(Collected data entries)
======

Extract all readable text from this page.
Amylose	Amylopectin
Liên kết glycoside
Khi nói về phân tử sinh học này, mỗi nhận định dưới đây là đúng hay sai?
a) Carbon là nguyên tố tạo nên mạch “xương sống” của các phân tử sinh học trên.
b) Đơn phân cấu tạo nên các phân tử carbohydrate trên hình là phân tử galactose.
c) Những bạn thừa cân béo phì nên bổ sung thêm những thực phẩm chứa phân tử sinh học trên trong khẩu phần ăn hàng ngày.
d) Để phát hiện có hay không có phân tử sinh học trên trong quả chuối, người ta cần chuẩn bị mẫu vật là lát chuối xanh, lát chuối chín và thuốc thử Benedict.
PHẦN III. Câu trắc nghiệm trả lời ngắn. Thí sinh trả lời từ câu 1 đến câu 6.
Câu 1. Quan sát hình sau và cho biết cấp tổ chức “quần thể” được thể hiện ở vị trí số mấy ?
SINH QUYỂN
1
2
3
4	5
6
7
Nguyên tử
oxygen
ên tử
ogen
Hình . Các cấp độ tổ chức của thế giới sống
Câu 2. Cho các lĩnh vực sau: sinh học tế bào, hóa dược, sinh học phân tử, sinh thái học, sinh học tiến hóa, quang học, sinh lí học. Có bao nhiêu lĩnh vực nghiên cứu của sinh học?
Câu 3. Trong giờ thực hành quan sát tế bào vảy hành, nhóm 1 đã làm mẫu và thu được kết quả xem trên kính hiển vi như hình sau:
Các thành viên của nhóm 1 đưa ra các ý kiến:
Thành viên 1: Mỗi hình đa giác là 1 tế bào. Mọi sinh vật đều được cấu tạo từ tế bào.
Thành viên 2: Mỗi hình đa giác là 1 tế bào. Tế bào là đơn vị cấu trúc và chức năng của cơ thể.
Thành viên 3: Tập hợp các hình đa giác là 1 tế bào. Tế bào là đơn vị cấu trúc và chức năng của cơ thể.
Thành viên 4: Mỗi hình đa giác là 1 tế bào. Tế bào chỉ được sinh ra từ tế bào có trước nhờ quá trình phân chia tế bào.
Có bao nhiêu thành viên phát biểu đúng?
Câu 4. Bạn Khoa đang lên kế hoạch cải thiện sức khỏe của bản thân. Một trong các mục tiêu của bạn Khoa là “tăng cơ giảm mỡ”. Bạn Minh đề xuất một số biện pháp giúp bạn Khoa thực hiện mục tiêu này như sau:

======

§ To be done: Check each line above for the string "trên" and report how many lines have it, giving only the number.

§ Answer for the task: 5